### TASK GOAL
Every line below is to be quoted exactly, with nothing added or dropped.

━━━━━━━━━━━━━━━━━━━━━━━━━━━━━━

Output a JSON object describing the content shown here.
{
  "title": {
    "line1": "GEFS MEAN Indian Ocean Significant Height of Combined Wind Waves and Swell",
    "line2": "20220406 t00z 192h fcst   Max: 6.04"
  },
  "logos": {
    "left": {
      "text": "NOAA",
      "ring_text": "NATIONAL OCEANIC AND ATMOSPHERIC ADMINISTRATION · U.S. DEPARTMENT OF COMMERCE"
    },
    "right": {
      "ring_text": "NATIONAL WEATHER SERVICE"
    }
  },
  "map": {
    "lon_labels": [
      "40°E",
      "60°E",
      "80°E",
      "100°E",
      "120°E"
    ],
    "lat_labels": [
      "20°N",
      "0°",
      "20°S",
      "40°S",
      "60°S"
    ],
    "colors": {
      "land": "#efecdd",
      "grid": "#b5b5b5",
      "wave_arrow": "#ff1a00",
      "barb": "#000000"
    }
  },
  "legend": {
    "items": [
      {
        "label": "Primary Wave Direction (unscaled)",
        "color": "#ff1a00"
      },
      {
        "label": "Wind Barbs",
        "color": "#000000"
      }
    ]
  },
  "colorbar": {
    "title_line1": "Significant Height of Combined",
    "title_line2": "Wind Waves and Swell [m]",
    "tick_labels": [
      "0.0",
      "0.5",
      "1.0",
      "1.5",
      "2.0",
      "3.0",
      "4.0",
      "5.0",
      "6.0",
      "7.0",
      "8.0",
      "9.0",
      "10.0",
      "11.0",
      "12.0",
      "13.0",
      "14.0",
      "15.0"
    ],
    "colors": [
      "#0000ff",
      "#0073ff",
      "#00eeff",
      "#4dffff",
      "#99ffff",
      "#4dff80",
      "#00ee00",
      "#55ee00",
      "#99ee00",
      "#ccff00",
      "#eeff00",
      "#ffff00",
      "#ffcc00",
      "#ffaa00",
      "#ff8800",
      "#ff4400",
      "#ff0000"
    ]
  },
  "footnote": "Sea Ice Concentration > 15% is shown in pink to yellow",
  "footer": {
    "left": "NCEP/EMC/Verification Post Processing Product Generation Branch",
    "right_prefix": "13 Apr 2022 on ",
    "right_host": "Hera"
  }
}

━━━━━━━━━━━━━━━━━━━━━━━━━━━━━━

### ANSWER IN FULL
Output a JSON object describing the content shown here.
{
  "title": {
    "line1": "GEFS MEAN Indian Ocean Significant Height of Combined Wind Waves and Swell",
    "line2": "20220406 t00z 192h fcst   Max: 6.04"
  },
  "logos": {
    "left": {
      "text": "NOAA",
      "ring_text": "NATIONAL OCEANIC AND ATMOSPHERIC ADMINISTRATION · U.S. DEPARTMENT OF COMMERCE"
    },
    "right": {
      "ring_text": "NATIONAL WEATHER SERVICE"
    }
  },
  "map": {
    "lon_labels": [
      "40°E",
      "60°E",
      "80°E",
      "100°E",
      "120°E"
    ],
    "lat_labels": [
      "20°N",
      "0°",
      "20°S",
      "40°S",
      "60°S"
    ],
    "colors": {
      "land": "#efecdd",
      "grid": "#b5b5b5",
      "wave_arrow": "#ff1a00",
      "barb": "#000000"
    }
  },
  "legend": {
    "items": [
      {
        "label": "Primary Wave Direction (unscaled)",
        "color": "#ff1a00"
      },
      {
        "label": "Wind Barbs",
        "color": "#000000"
      }
    ]
  },
  "colorbar": {
    "title_line1": "Significant Height of Combined",
    "title_line2": "Wind Waves and Swell [m]",
    "tick_labels": [
      "0.0",
      "0.5",
      "1.0",
      "1.5",
      "2.0",
      "3.0",
      "4.0",
      "5.0",
      "6.0",
      "7.0",
      "8.0",
      "9.0",
      "10.0",
      "11.0",
      "12.0",
      "13.0",
      "14.0",
      "15.0"
    ],
    "colors": [
      "#0000ff",
      "#0073ff",
      "#00eeff",
      "#4dffff",
      "#99ffff",
      "#4dff80",
      "#00ee00",
      "#55ee00",
      "#99ee00",
      "#ccff00",
      "#eeff00",
      "#ffff00",
      "#ffcc00",
      "#ffaa00",
      "#ff8800",
      "#ff4400",
      "#ff0000"
    ]
  },
  "footnote": "Sea Ice Concentration > 15% is shown in pink to yellow",
  "footer": {
    "left": "NCEP/EMC/Verification Post Processing Product Generation Branch",
    "right_prefix": "13 Apr 2022 on ",
    "right_host": "Hera"
  }
}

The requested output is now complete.